- DATA RECORDS -
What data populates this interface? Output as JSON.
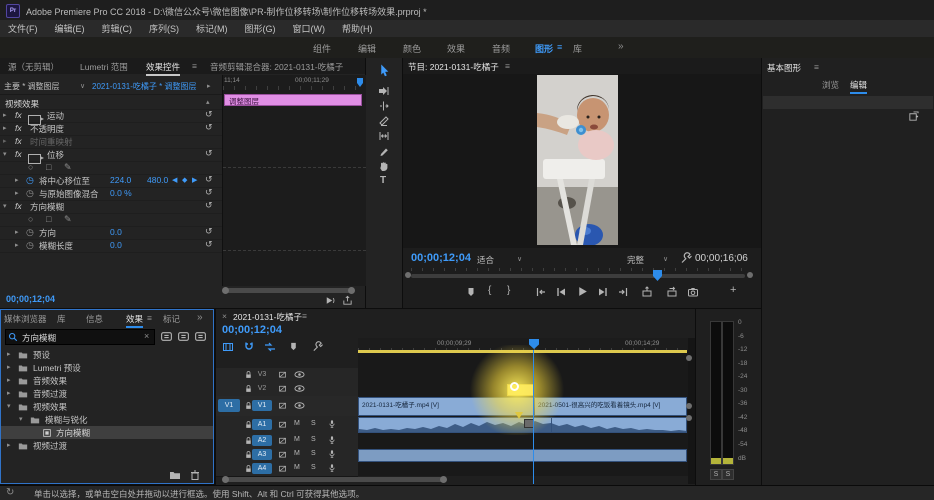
{
  "titlebar": {
    "app_badge": "Pr",
    "title": "Adobe Premiere Pro CC 2018 - D:\\微信公众号\\微信图像\\PR-制作位移转场\\制作位移转场效果.prproj *"
  },
  "menubar": {
    "items": [
      "文件(F)",
      "编辑(E)",
      "剪辑(C)",
      "序列(S)",
      "标记(M)",
      "图形(G)",
      "窗口(W)",
      "帮助(H)"
    ]
  },
  "workspace": {
    "tabs": [
      "组件",
      "编辑",
      "颜色",
      "效果",
      "音频",
      "图形",
      "库"
    ],
    "overflow": "»"
  },
  "icons": {
    "menu": "≡",
    "chev_down": "∨",
    "tri_r": "▸",
    "tri_d": "▾",
    "tri_u": "▴",
    "kf_prev": "◀",
    "kf_diamond": "◆",
    "kf_next": "▶",
    "reset": "↺",
    "stopwatch": "◷",
    "mask_ellipse": "○",
    "mask_rect": "□",
    "mask_pen": "✎",
    "close": "×",
    "brace_l": "{",
    "brace_r": "}",
    "plus": "+",
    "refresh": "↻"
  },
  "effect_controls": {
    "tabs": {
      "t1": "源（无剪辑）",
      "t2": "Lumetri 范围",
      "t3": "效果控件",
      "t4": "音频剪辑混合器: 2021-0131-吃橘子"
    },
    "header": {
      "master": "主要 * 调整图层",
      "clip": "2021-0131-吃橘子 * 调整图层"
    },
    "section": "视频效果",
    "rows": {
      "motion": "运动",
      "opacity": "不透明度",
      "time_remap": "时间重映射",
      "offset": "位移",
      "shift_center": {
        "label": "将中心移位至",
        "x": "224.0",
        "y": "480.0"
      },
      "blend": {
        "label": "与原始图像混合",
        "value": "0.0 %"
      },
      "dir_blur": "方向模糊",
      "direction": {
        "label": "方向",
        "value": "0.0"
      },
      "blur_len": {
        "label": "模糊长度",
        "value": "0.0"
      }
    },
    "mini_timeline": {
      "label_left": "11;14",
      "label_right": "00;00;11;29",
      "clip": "调整图层"
    },
    "timecode": "00;00;12;04"
  },
  "program": {
    "tab": "节目: 2021-0131-吃橘子",
    "timecode": "00;00;12;04",
    "fit": "适合",
    "quality": "完整",
    "duration": "00;00;16;06"
  },
  "essential_graphics": {
    "title": "基本图形",
    "tab_browse": "浏览",
    "tab_edit": "编辑"
  },
  "project": {
    "tabs": {
      "t1": "媒体浏览器",
      "t2": "库",
      "t3": "信息",
      "t4": "效果",
      "t5": "标记"
    },
    "overflow": "»",
    "search": {
      "value": "方向模糊"
    },
    "tree": [
      {
        "label": "预设"
      },
      {
        "label": "Lumetri 预设"
      },
      {
        "label": "音频效果"
      },
      {
        "label": "音频过渡"
      },
      {
        "label": "视频效果"
      },
      {
        "label": "模糊与锐化"
      },
      {
        "label": "方向模糊"
      },
      {
        "label": "视频过渡"
      }
    ]
  },
  "timeline": {
    "tab": "2021-0131-吃橘子",
    "timecode": "00;00;12;04",
    "ruler": {
      "m1": "00;00;09;29",
      "m2": "00;00;14;29"
    },
    "tracks": {
      "source_v": "V1",
      "v3": "V3",
      "v2": "V2",
      "v1": "V1",
      "a1": "A1",
      "a2": "A2",
      "a3": "A3",
      "a4": "A4"
    },
    "mute": "M",
    "solo": "S",
    "clips": {
      "video1": "2021-0131-吃橘子.mp4 [V]",
      "video2": "2021-0501-很高兴的吃饭看着镜头.mp4 [V]"
    }
  },
  "meters": {
    "ticks": [
      "0",
      "-6",
      "-12",
      "-18",
      "-24",
      "-30",
      "-36",
      "-42",
      "-48",
      "-54",
      "dB"
    ],
    "solo_l": "S",
    "solo_r": "S"
  },
  "statusbar": {
    "text": "单击以选择，或单击空白处并拖动以进行框选。使用 Shift、Alt 和 Ctrl 可获得其他选项。"
  }
}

- TASK STATEMENT -
Omitting all images, print the listing exactly.

- SOLUTION FOR THIS PROBLEM -
What data populates this interface? Output as JSON.
{
  "titlebar": {
    "app_badge": "Pr",
    "title": "Adobe Premiere Pro CC 2018 - D:\\微信公众号\\微信图像\\PR-制作位移转场\\制作位移转场效果.prproj *"
  },
  "menubar": {
    "items": [
      "文件(F)",
      "编辑(E)",
      "剪辑(C)",
      "序列(S)",
      "标记(M)",
      "图形(G)",
      "窗口(W)",
      "帮助(H)"
    ]
  },
  "workspace": {
    "tabs": [
      "组件",
      "编辑",
      "颜色",
      "效果",
      "音频",
      "图形",
      "库"
    ],
    "overflow": "»"
  },
  "icons": {
    "menu": "≡",
    "chev_down": "∨",
    "tri_r": "▸",
    "tri_d": "▾",
    "tri_u": "▴",
    "kf_prev": "◀",
    "kf_diamond": "◆",
    "kf_next": "▶",
    "reset": "↺",
    "stopwatch": "◷",
    "mask_ellipse": "○",
    "mask_rect": "□",
    "mask_pen": "✎",
    "close": "×",
    "brace_l": "{",
    "brace_r": "}",
    "plus": "+",
    "refresh": "↻"
  },
  "effect_controls": {
    "tabs": {
      "t1": "源（无剪辑）",
      "t2": "Lumetri 范围",
      "t3": "效果控件",
      "t4": "音频剪辑混合器: 2021-0131-吃橘子"
    },
    "header": {
      "master": "主要 * 调整图层",
      "clip": "2021-0131-吃橘子 * 调整图层"
    },
    "section": "视频效果",
    "rows": {
      "motion": "运动",
      "opacity": "不透明度",
      "time_remap": "时间重映射",
      "offset": "位移",
      "shift_center": {
        "label": "将中心移位至",
        "x": "224.0",
        "y": "480.0"
      },
      "blend": {
        "label": "与原始图像混合",
        "value": "0.0 %"
      },
      "dir_blur": "方向模糊",
      "direction": {
        "label": "方向",
        "value": "0.0"
      },
      "blur_len": {
        "label": "模糊长度",
        "value": "0.0"
      }
    },
    "mini_timeline": {
      "label_left": "11;14",
      "label_right": "00;00;11;29",
      "clip": "调整图层"
    },
    "timecode": "00;00;12;04"
  },
  "program": {
    "tab": "节目: 2021-0131-吃橘子",
    "timecode": "00;00;12;04",
    "fit": "适合",
    "quality": "完整",
    "duration": "00;00;16;06"
  },
  "essential_graphics": {
    "title": "基本图形",
    "tab_browse": "浏览",
    "tab_edit": "编辑"
  },
  "project": {
    "tabs": {
      "t1": "媒体浏览器",
      "t2": "库",
      "t3": "信息",
      "t4": "效果",
      "t5": "标记"
    },
    "overflow": "»",
    "search": {
      "value": "方向模糊"
    },
    "tree": [
      {
        "label": "预设"
      },
      {
        "label": "Lumetri 预设"
      },
      {
        "label": "音频效果"
      },
      {
        "label": "音频过渡"
      },
      {
        "label": "视频效果"
      },
      {
        "label": "模糊与锐化"
      },
      {
        "label": "方向模糊"
      },
      {
        "label": "视频过渡"
      }
    ]
  },
  "timeline": {
    "tab": "2021-0131-吃橘子",
    "timecode": "00;00;12;04",
    "ruler": {
      "m1": "00;00;09;29",
      "m2": "00;00;14;29"
    },
    "tracks": {
      "source_v": "V1",
      "v3": "V3",
      "v2": "V2",
      "v1": "V1",
      "a1": "A1",
      "a2": "A2",
      "a3": "A3",
      "a4": "A4"
    },
    "mute": "M",
    "solo": "S",
    "clips": {
      "video1": "2021-0131-吃橘子.mp4 [V]",
      "video2": "2021-0501-很高兴的吃饭看着镜头.mp4 [V]"
    }
  },
  "meters": {
    "ticks": [
      "0",
      "-6",
      "-12",
      "-18",
      "-24",
      "-30",
      "-36",
      "-42",
      "-48",
      "-54",
      "dB"
    ],
    "solo_l": "S",
    "solo_r": "S"
  },
  "statusbar": {
    "text": "单击以选择，或单击空白处并拖动以进行框选。使用 Shift、Alt 和 Ctrl 可获得其他选项。"
  }
}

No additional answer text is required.